BEGIN SOURCE DATA

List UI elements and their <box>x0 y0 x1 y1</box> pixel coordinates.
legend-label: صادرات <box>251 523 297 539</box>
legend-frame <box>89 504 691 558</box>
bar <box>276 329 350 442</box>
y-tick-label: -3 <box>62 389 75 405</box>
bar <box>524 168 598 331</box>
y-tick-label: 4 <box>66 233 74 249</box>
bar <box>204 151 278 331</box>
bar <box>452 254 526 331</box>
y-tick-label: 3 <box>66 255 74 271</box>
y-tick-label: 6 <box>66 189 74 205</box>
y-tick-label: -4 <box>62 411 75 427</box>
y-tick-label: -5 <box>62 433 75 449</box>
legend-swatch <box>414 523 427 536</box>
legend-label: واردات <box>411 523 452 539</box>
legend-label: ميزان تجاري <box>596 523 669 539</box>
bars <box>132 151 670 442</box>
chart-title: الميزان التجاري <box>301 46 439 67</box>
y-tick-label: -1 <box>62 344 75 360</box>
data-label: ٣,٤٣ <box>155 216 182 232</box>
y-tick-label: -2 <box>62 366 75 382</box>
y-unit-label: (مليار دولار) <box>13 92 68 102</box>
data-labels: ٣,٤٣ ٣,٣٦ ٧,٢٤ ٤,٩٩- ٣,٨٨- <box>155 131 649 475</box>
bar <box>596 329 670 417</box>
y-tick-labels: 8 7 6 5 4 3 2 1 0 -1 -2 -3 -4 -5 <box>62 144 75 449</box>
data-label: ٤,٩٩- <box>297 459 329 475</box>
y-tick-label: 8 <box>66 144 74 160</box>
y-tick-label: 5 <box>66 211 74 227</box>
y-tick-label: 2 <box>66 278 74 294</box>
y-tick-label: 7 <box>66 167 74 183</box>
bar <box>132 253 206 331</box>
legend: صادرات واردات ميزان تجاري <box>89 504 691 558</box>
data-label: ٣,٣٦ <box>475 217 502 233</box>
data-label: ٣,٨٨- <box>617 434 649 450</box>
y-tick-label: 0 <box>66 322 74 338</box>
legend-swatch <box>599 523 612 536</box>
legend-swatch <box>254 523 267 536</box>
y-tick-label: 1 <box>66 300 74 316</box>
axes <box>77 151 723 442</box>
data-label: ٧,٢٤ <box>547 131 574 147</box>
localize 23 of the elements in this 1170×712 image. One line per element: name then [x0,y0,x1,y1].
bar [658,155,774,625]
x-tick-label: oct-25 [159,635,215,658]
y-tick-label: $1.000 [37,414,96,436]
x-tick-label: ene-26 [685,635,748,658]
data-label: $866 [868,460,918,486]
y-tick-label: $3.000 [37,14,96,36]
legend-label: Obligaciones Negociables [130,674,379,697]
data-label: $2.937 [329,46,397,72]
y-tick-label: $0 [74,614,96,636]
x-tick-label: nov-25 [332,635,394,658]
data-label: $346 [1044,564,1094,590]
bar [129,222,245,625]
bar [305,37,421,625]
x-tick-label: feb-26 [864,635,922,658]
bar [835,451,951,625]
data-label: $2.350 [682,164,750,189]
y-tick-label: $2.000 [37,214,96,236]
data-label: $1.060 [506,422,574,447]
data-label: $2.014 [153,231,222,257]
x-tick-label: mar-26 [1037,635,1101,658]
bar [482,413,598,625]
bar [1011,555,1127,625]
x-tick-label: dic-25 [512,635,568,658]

END SOURCE DATA

#### DESCRIPTION OF THE TASK:
Arrange every line of the listing above as a numbered list, omitting any blank lines.

#### RESPONSE BELOW:
1. List UI elements and their <box>x0 y0 x1 y1</box> pixel coordinates.
2. legend-label: صادرات <box>251 523 297 539</box>
3. legend-frame <box>89 504 691 558</box>
4. bar <box>276 329 350 442</box>
5. y-tick-label: -3 <box>62 389 75 405</box>
6. bar <box>524 168 598 331</box>
7. y-tick-label: 4 <box>66 233 74 249</box>
8. bar <box>204 151 278 331</box>
9. bar <box>452 254 526 331</box>
10. y-tick-label: 3 <box>66 255 74 271</box>
11. y-tick-label: 6 <box>66 189 74 205</box>
12. y-tick-label: -4 <box>62 411 75 427</box>
13. y-tick-label: -5 <box>62 433 75 449</box>
14. legend-swatch <box>414 523 427 536</box>
15. legend-label: واردات <box>411 523 452 539</box>
16. legend-label: ميزان تجاري <box>596 523 669 539</box>
17. bars <box>132 151 670 442</box>
18. chart-title: الميزان التجاري <box>301 46 439 67</box>
19. y-tick-label: -1 <box>62 344 75 360</box>
20. data-label: ٣,٤٣ <box>155 216 182 232</box>
21. y-tick-label: -2 <box>62 366 75 382</box>
22. y-unit-label: (مليار دولار) <box>13 92 68 102</box>
23. data-labels: ٣,٤٣ ٣,٣٦ ٧,٢٤ ٤,٩٩- ٣,٨٨- <box>155 131 649 475</box>
24. bar <box>596 329 670 417</box>
25. y-tick-labels: 8 7 6 5 4 3 2 1 0 -1 -2 -3 -4 -5 <box>62 144 75 449</box>
26. data-label: ٤,٩٩- <box>297 459 329 475</box>
27. y-tick-label: 8 <box>66 144 74 160</box>
28. y-tick-label: 5 <box>66 211 74 227</box>
29. y-tick-label: 2 <box>66 278 74 294</box>
30. y-tick-label: 7 <box>66 167 74 183</box>
31. bar <box>132 253 206 331</box>
32. legend: صادرات واردات ميزان تجاري <box>89 504 691 558</box>
33. data-label: ٣,٣٦ <box>475 217 502 233</box>
34. data-label: ٣,٨٨- <box>617 434 649 450</box>
35. y-tick-label: 0 <box>66 322 74 338</box>
36. legend-swatch <box>599 523 612 536</box>
37. legend-swatch <box>254 523 267 536</box>
38. y-tick-label: 1 <box>66 300 74 316</box>
39. axes <box>77 151 723 442</box>
40. data-label: ٧,٢٤ <box>547 131 574 147</box>
41. localize 23 of the elements in this 1170×712 image. One line per element: name then [x0,y0,x1,y1].
42. bar [658,155,774,625]
43. x-tick-label: oct-25 [159,635,215,658]
44. y-tick-label: $1.000 [37,414,96,436]
45. x-tick-label: ene-26 [685,635,748,658]
46. data-label: $866 [868,460,918,486]
47. y-tick-label: $3.000 [37,14,96,36]
48. legend-label: Obligaciones Negociables [130,674,379,697]
49. data-label: $2.937 [329,46,397,72]
50. y-tick-label: $0 [74,614,96,636]
51. x-tick-label: nov-25 [332,635,394,658]
52. data-label: $346 [1044,564,1094,590]
53. bar [129,222,245,625]
54. bar [305,37,421,625]
55. x-tick-label: feb-26 [864,635,922,658]
56. bar [835,451,951,625]
57. data-label: $2.350 [682,164,750,189]
58. y-tick-label: $2.000 [37,214,96,236]
59. data-label: $1.060 [506,422,574,447]
60. data-label: $2.014 [153,231,222,257]
61. x-tick-label: mar-26 [1037,635,1101,658]
62. bar [482,413,598,625]
63. bar [1011,555,1127,625]
64. x-tick-label: dic-25 [512,635,568,658]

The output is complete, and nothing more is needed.